INSTRUCTIONS TO FOLLOW ::
Spot each line that carries the word "Interest"; copy those lines.

[Dataset entries]
[start]

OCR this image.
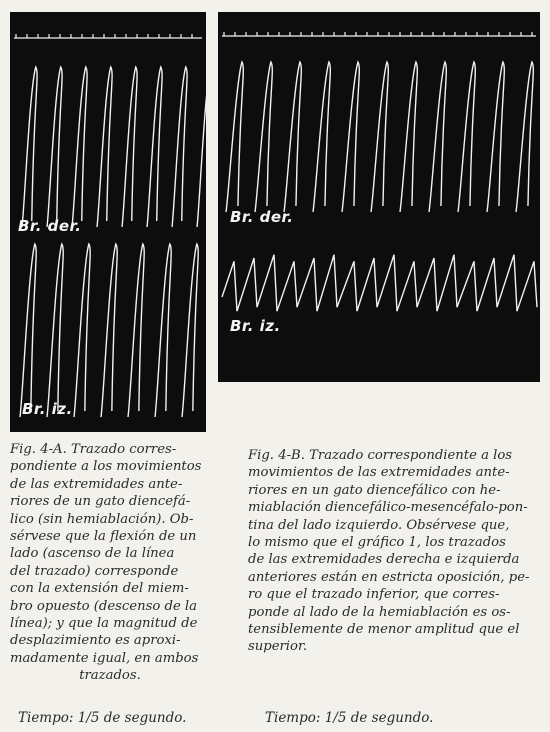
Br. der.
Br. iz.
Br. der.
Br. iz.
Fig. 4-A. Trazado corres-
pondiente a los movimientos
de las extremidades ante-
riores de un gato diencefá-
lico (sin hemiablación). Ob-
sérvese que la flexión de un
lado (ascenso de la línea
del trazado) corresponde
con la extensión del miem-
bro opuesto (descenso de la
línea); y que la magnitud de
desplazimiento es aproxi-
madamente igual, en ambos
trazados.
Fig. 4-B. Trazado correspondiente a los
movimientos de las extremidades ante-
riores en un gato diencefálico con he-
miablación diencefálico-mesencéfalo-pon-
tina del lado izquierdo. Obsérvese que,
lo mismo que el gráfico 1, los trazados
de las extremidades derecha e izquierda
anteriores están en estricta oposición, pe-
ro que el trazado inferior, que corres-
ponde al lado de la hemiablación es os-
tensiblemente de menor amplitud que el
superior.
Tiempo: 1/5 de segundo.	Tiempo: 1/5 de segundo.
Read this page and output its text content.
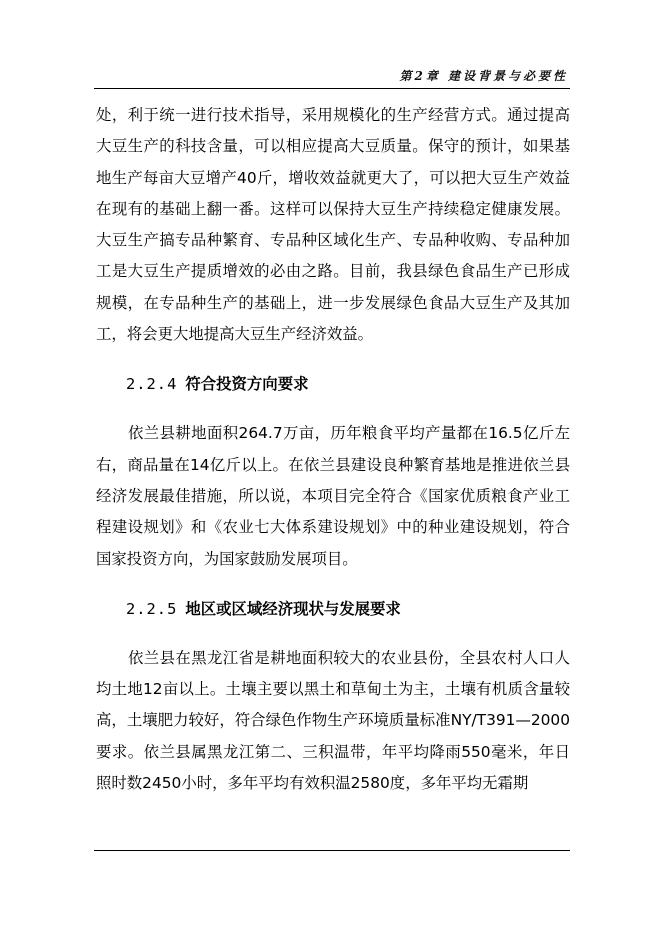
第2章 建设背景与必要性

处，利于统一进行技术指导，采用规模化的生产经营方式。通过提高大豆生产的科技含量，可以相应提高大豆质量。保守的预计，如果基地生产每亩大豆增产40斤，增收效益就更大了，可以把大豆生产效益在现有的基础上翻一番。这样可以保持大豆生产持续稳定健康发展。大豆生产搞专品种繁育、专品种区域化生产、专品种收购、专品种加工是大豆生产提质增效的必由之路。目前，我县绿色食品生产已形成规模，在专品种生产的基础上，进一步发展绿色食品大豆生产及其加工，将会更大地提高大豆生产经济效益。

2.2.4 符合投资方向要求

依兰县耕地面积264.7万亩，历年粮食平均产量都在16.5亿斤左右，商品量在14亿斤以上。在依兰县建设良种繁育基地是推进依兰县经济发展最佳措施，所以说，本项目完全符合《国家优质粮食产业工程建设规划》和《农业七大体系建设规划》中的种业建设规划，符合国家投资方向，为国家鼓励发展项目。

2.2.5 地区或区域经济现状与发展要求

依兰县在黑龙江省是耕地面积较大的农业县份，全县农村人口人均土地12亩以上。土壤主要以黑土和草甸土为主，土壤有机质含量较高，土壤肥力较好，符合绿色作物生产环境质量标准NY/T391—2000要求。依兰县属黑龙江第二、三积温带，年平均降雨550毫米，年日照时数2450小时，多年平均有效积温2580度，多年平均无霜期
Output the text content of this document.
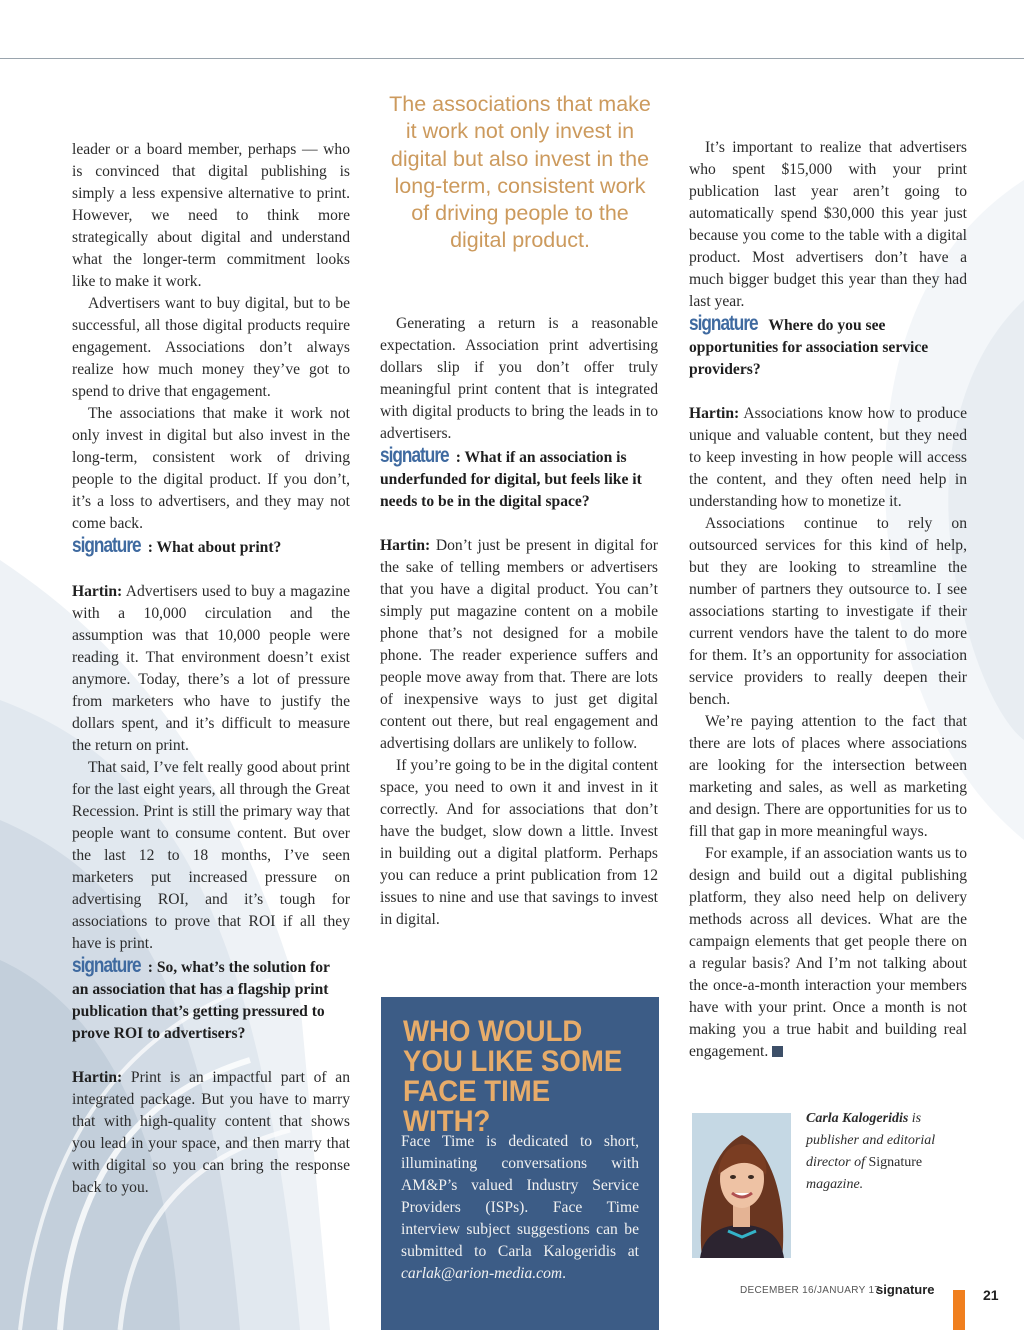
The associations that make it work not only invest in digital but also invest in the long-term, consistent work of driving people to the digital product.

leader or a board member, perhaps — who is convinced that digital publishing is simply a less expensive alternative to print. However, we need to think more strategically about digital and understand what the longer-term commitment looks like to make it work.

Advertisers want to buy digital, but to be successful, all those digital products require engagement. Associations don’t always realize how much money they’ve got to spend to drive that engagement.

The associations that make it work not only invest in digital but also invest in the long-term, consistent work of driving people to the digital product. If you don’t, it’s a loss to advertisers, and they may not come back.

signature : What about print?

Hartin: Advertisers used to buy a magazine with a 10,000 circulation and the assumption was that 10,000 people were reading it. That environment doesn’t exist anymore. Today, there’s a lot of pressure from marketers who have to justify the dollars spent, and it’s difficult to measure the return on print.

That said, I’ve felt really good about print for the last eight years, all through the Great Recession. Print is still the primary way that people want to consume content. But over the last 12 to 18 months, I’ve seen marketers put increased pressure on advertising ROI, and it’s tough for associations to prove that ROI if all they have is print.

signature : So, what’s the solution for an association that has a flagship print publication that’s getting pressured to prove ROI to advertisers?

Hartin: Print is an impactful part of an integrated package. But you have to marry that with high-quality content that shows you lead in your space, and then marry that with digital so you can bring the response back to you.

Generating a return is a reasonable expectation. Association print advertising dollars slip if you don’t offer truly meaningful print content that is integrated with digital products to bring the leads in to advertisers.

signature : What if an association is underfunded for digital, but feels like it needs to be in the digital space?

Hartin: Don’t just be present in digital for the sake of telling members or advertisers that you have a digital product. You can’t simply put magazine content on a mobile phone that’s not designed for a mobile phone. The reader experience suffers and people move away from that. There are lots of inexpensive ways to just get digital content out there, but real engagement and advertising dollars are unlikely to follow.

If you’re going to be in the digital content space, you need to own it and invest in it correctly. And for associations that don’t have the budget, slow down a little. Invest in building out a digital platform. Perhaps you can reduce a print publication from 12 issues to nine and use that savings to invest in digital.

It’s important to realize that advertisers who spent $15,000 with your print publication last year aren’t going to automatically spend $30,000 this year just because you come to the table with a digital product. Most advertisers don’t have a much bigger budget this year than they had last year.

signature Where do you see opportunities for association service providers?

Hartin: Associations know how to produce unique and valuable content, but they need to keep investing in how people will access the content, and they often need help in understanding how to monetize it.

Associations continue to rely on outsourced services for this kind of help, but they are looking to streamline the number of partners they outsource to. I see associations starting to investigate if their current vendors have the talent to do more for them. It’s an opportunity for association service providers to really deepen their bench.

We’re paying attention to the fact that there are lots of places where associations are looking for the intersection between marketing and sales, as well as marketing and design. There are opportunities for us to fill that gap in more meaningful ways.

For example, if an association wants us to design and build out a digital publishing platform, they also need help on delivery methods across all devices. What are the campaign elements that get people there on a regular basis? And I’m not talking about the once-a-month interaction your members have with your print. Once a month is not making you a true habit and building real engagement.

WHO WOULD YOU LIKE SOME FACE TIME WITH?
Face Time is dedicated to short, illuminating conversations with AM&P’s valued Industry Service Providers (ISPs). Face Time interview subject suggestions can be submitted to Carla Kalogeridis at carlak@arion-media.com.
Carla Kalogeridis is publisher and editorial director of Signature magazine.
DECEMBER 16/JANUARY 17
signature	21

[end]
[start]

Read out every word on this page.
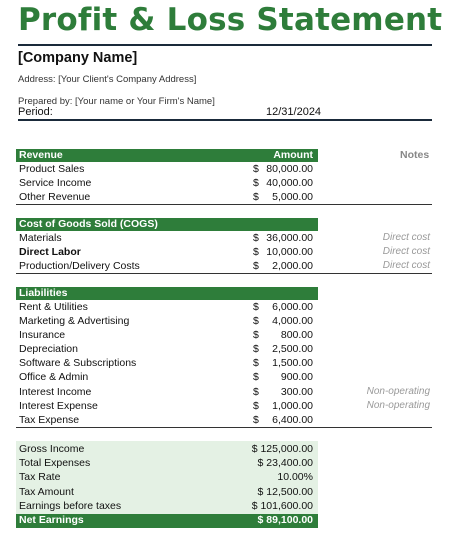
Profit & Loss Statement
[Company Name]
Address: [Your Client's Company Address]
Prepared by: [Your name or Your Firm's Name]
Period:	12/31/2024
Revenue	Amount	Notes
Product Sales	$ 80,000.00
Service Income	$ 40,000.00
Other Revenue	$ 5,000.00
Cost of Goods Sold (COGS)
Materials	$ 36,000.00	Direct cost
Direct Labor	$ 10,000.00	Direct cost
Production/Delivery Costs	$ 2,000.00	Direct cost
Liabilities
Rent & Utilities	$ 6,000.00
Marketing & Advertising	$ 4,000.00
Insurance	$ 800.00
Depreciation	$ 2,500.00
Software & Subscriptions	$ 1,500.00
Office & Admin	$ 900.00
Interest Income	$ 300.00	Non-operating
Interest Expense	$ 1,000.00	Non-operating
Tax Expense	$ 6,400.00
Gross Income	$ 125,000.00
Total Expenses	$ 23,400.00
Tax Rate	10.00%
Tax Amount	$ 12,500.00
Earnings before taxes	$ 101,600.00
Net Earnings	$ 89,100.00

[end]

RESULT BELOW ::
Interest Income	$ 300.00	Non-operating
Interest Expense	$ 1,000.00	Non-operating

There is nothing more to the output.